* **Set exercise**: Copy out the data below as written; omit any images.

[Dataset entries]
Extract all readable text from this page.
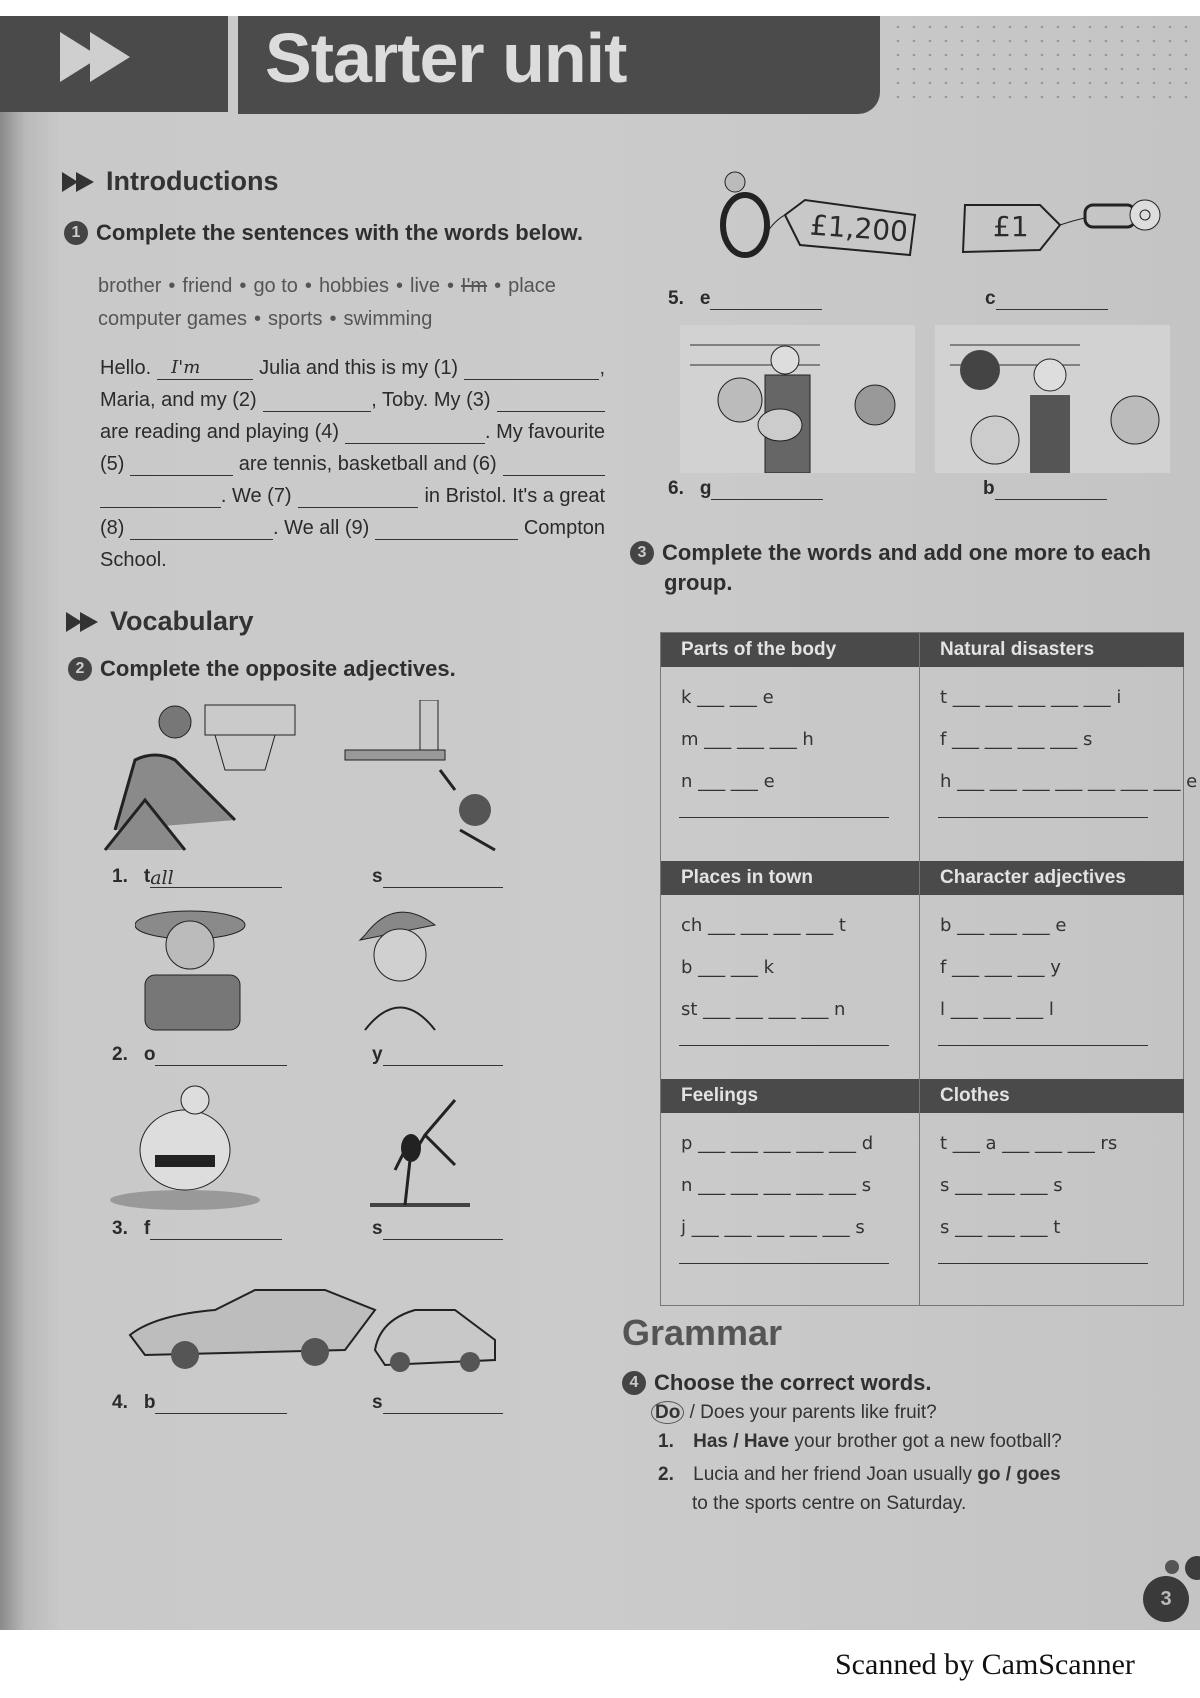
Starter unit
Introductions
1 Complete the sentences with the words below.
brother • friend • go to • hobbies • live • I'm • place
computer games • sports • swimming
Hello.	I'm	Julia and this is my (1)	,
Maria, and my (2)	, Toby. My (3)
are reading and playing (4)	. My favourite
(5)	are tennis, basketball and (6)
. We (7)	in Bristol. It's a great
(8)	. We all (9)	Compton
School.
Vocabulary
2 Complete the opposite adjectives.
£1,200	£1
3 Complete the words and add one more to each
group.
Parts of the body
k ___ ___ e
m ___ ___ ___ h
n ___ ___ e
Natural disasters
t ___ ___ ___ ___ ___ i
f ___ ___ ___ ___ s
h ___ ___ ___ ___ ___ ___ ___ e
Places in town
ch ___ ___ ___ ___ t
b ___ ___ k
st ___ ___ ___ ___ n
Character adjectives
b ___ ___ ___ e
f ___ ___ ___ y
l ___ ___ ___ l
Feelings
p ___ ___ ___ ___ ___ d
n ___ ___ ___ ___ ___ s
j ___ ___ ___ ___ ___ s
Clothes
t ___ a ___ ___ ___ rs
s ___ ___ ___ s
s ___ ___ ___ t
Grammar
4 Choose the correct words.
Do / Does your parents like fruit?
1. Has / Have your brother got a new football?
2. Lucia and her friend Joan usually go / goes
to the sports centre on Saturday.
3
Scanned by CamScanner
1. t all	s
2. o	y
3. f	s
4. b	s
5. e	c
6. g	b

* **Exercise solution**:
Extract all readable text from this page.
Starter unit
Introductions
1 Complete the sentences with the words below.
brother • friend • go to • hobbies • live • I'm • place
computer games • sports • swimming
Hello.	I'm	Julia and this is my (1)	,
Maria, and my (2)	, Toby. My (3)
are reading and playing (4)	. My favourite
(5)	are tennis, basketball and (6)
. We (7)	in Bristol. It's a great
(8)	. We all (9)	Compton
School.
Vocabulary
2 Complete the opposite adjectives.
£1,200	£1
3 Complete the words and add one more to each
group.
Parts of the body
k ___ ___ e
m ___ ___ ___ h
n ___ ___ e
Natural disasters
t ___ ___ ___ ___ ___ i
f ___ ___ ___ ___ s
h ___ ___ ___ ___ ___ ___ ___ e
Places in town
ch ___ ___ ___ ___ t
b ___ ___ k
st ___ ___ ___ ___ n
Character adjectives
b ___ ___ ___ e
f ___ ___ ___ y
l ___ ___ ___ l
Feelings
p ___ ___ ___ ___ ___ d
n ___ ___ ___ ___ ___ s
j ___ ___ ___ ___ ___ s
Clothes
t ___ a ___ ___ ___ rs
s ___ ___ ___ s
s ___ ___ ___ t
Grammar
4 Choose the correct words.
Do / Does your parents like fruit?
1. Has / Have your brother got a new football?
2. Lucia and her friend Joan usually go / goes
to the sports centre on Saturday.
3
Scanned by CamScanner
1. t all	s
2. o	y
3. f	s
4. b	s
5. e	c
6. g	b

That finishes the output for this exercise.